Exercise task> In your copy, leave out the pictures and repeat the entries below exactly.

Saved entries
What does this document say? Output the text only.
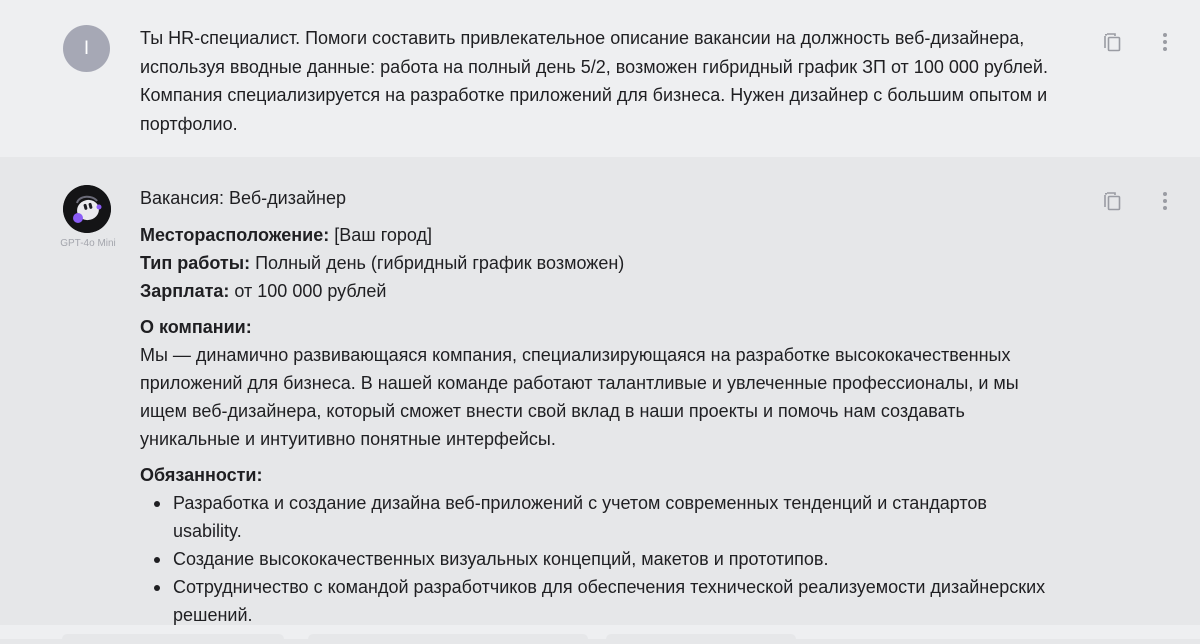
I	Ты HR-специалист. Помоги составить привлекательное описание вакансии на должность веб-дизайнера, используя вводные данные: работа на полный день 5/2, возможен гибридный график ЗП от 100 000 рублей. Компания специализируется на разработке приложений для бизнеса. Нужен дизайнер с большим опытом и портфолио.
GPT-4o Mini
Вакансия: Веб-дизайнер
Месторасположение: [Ваш город]
Тип работы: Полный день (гибридный график возможен)
Зарплата: от 100 000 рублей
О компании:
Мы — динамично развивающаяся компания, специализирующаяся на разработке высококачественных приложений для бизнеса. В нашей команде работают талантливые и увлеченные профессионалы, и мы ищем веб-дизайнера, который сможет внести свой вклад в наши проекты и помочь нам создавать уникальные и интуитивно понятные интерфейсы.
Обязанности:
Разработка и создание дизайна веб-приложений с учетом современных тенденций и стандартов usability.
Создание высококачественных визуальных концепций, макетов и прототипов.
Сотрудничество с командой разработчиков для обеспечения технической реализуемости дизайнерских решений.
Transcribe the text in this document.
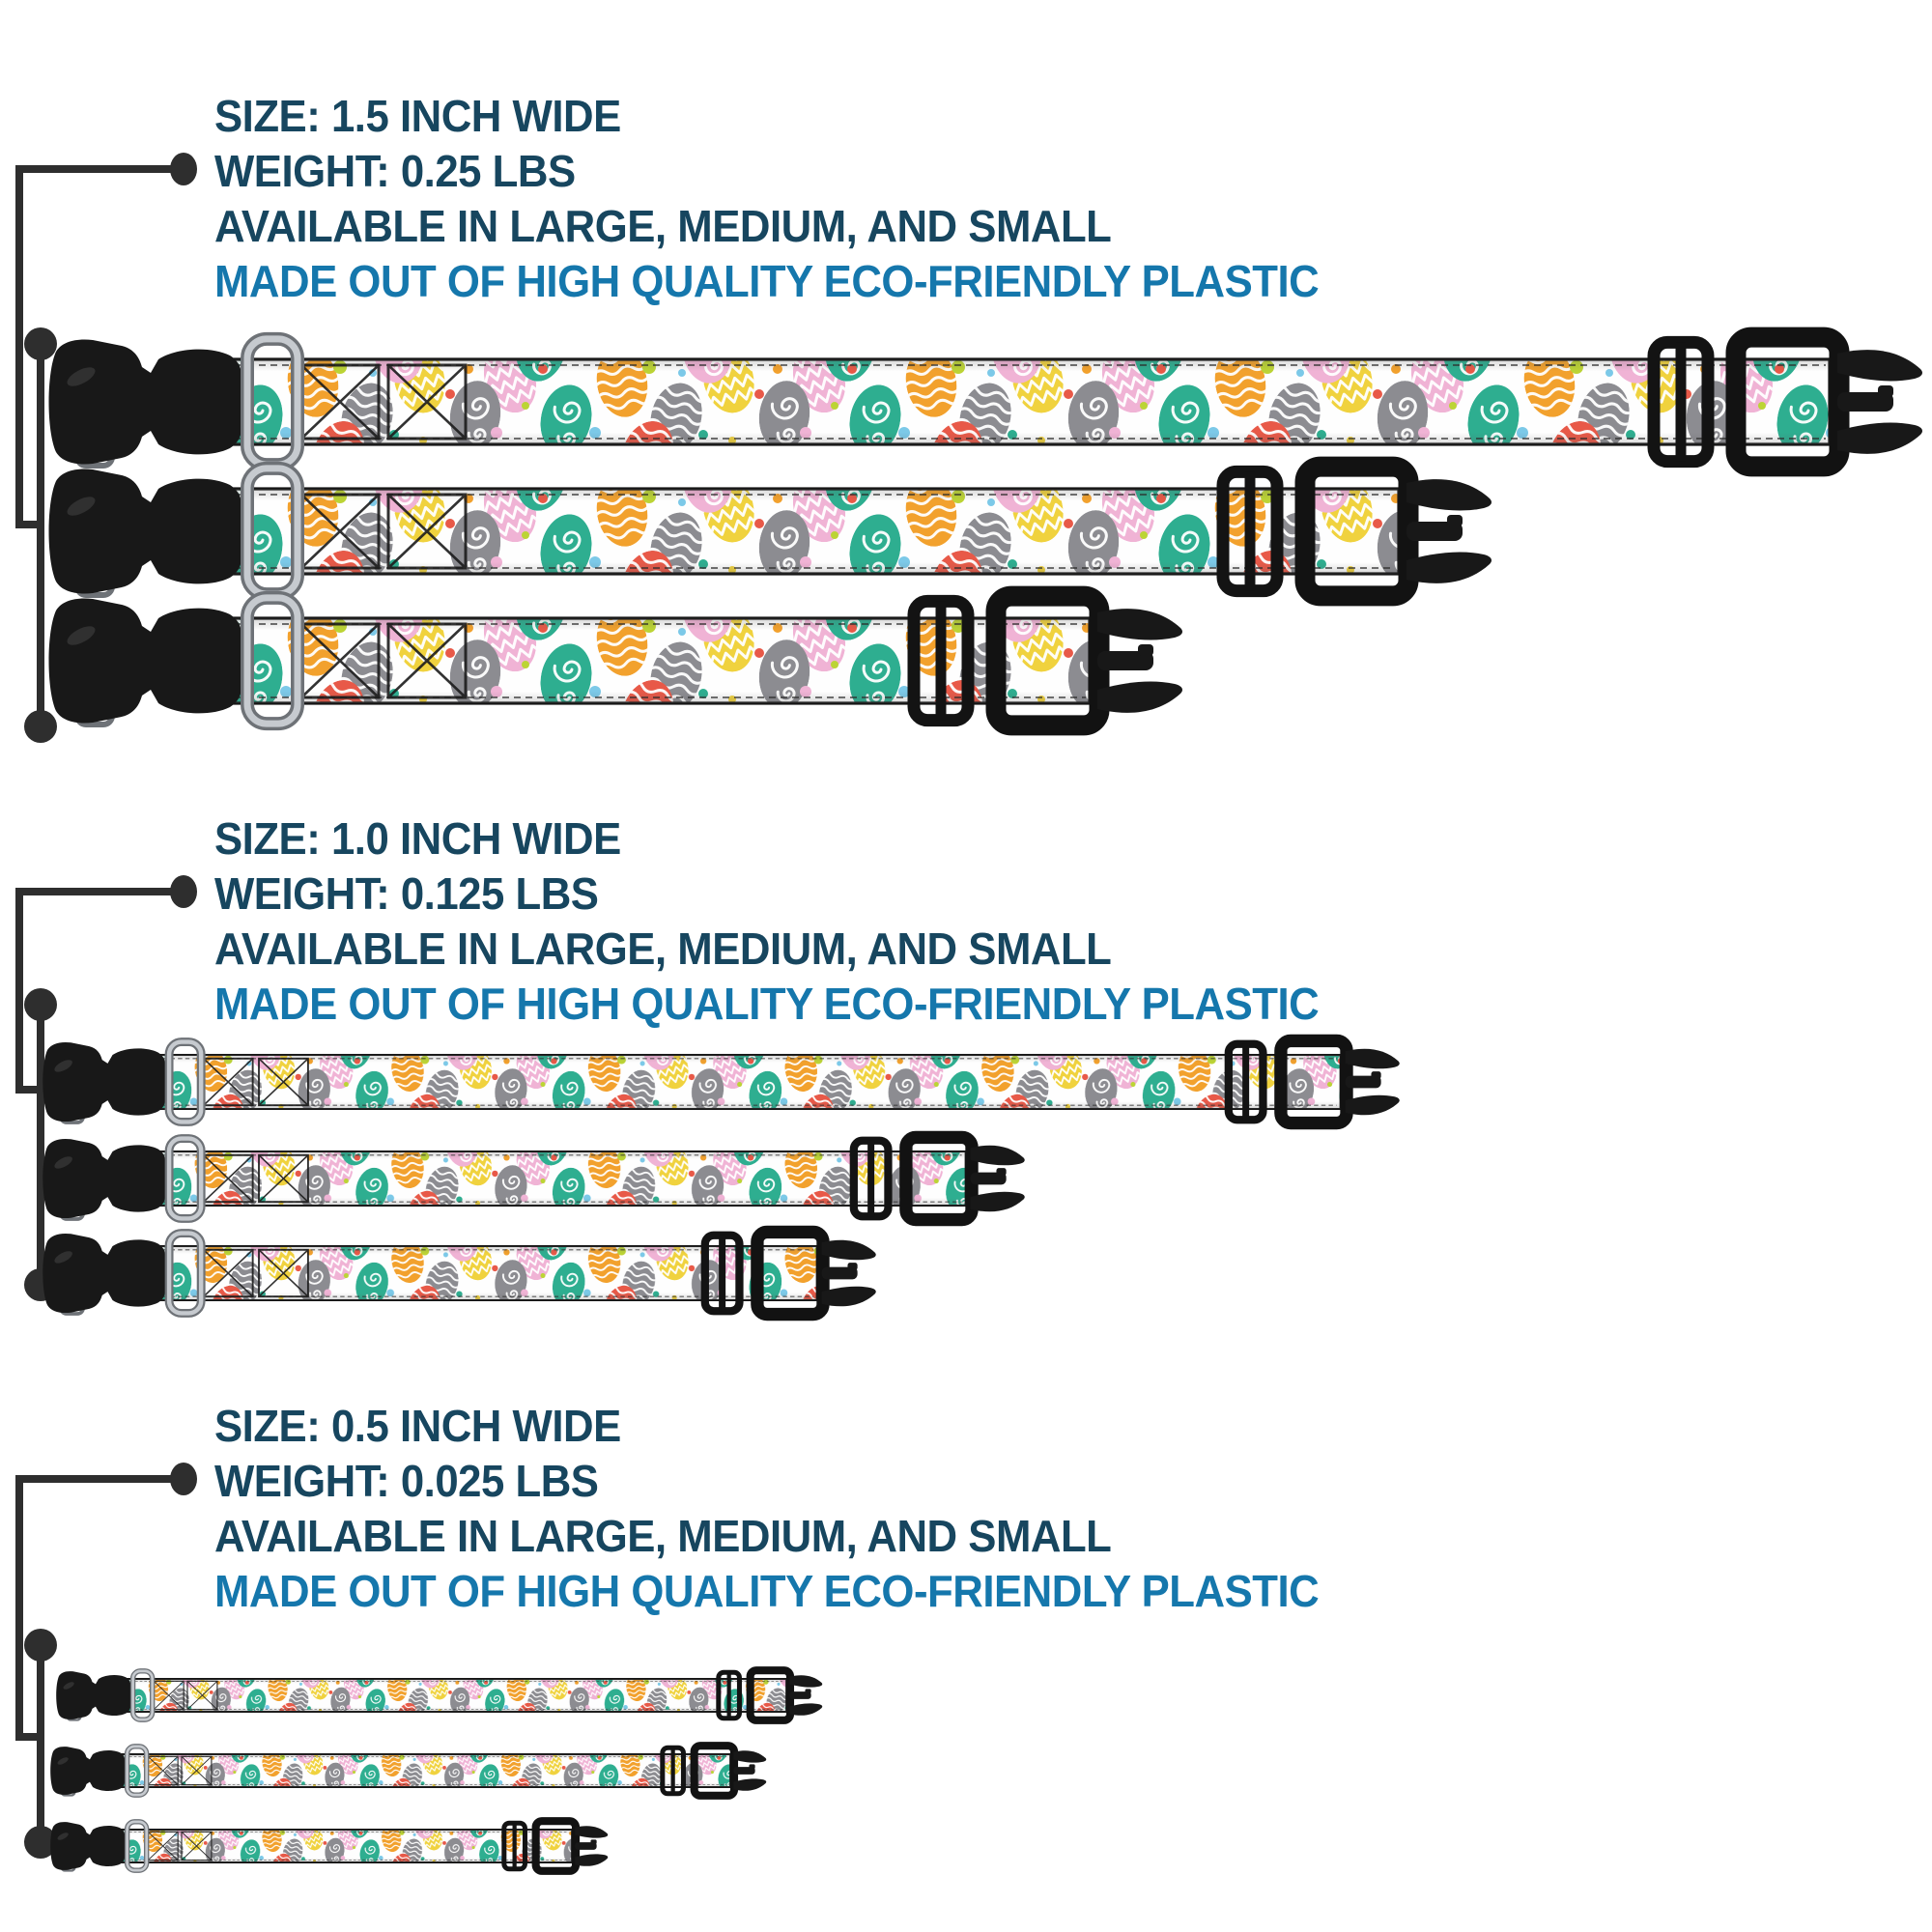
SIZE: 1.5 INCH WIDE
WEIGHT: 0.25 LBS
AVAILABLE IN LARGE, MEDIUM, AND SMALL
MADE OUT OF HIGH QUALITY ECO-FRIENDLY PLASTIC
SIZE: 1.0 INCH WIDE
WEIGHT: 0.125 LBS
AVAILABLE IN LARGE, MEDIUM, AND SMALL
MADE OUT OF HIGH QUALITY ECO-FRIENDLY PLASTIC
SIZE: 0.5 INCH WIDE
WEIGHT: 0.025 LBS
AVAILABLE IN LARGE, MEDIUM, AND SMALL
MADE OUT OF HIGH QUALITY ECO-FRIENDLY PLASTIC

The completed task>
What does this document say? Output the text only.
I	Ты HR-специалист. Помоги составить привлекательное описание вакансии на должность веб-дизайнера, используя вводные данные: работа на полный день 5/2, возможен гибридный график ЗП от 100 000 рублей. Компания специализируется на разработке приложений для бизнеса. Нужен дизайнер с большим опытом и портфолио.
GPT-4o Mini
Вакансия: Веб-дизайнер
Месторасположение: [Ваш город]
Тип работы: Полный день (гибридный график возможен)
Зарплата: от 100 000 рублей
О компании:
Мы — динамично развивающаяся компания, специализирующаяся на разработке высококачественных приложений для бизнеса. В нашей команде работают талантливые и увлеченные профессионалы, и мы ищем веб-дизайнера, который сможет внести свой вклад в наши проекты и помочь нам создавать уникальные и интуитивно понятные интерфейсы.
Обязанности:
Разработка и создание дизайна веб-приложений с учетом современных тенденций и стандартов usability.
Создание высококачественных визуальных концепций, макетов и прототипов.
Сотрудничество с командой разработчиков для обеспечения технической реализуемости дизайнерских решений.
Transcribe the text in this document.
SIZE: 1.5 INCH WIDE
WEIGHT: 0.25 LBS
AVAILABLE IN LARGE, MEDIUM, AND SMALL
MADE OUT OF HIGH QUALITY ECO-FRIENDLY PLASTIC
SIZE: 1.0 INCH WIDE
WEIGHT: 0.125 LBS
AVAILABLE IN LARGE, MEDIUM, AND SMALL
MADE OUT OF HIGH QUALITY ECO-FRIENDLY PLASTIC
SIZE: 0.5 INCH WIDE
WEIGHT: 0.025 LBS
AVAILABLE IN LARGE, MEDIUM, AND SMALL
MADE OUT OF HIGH QUALITY ECO-FRIENDLY PLASTIC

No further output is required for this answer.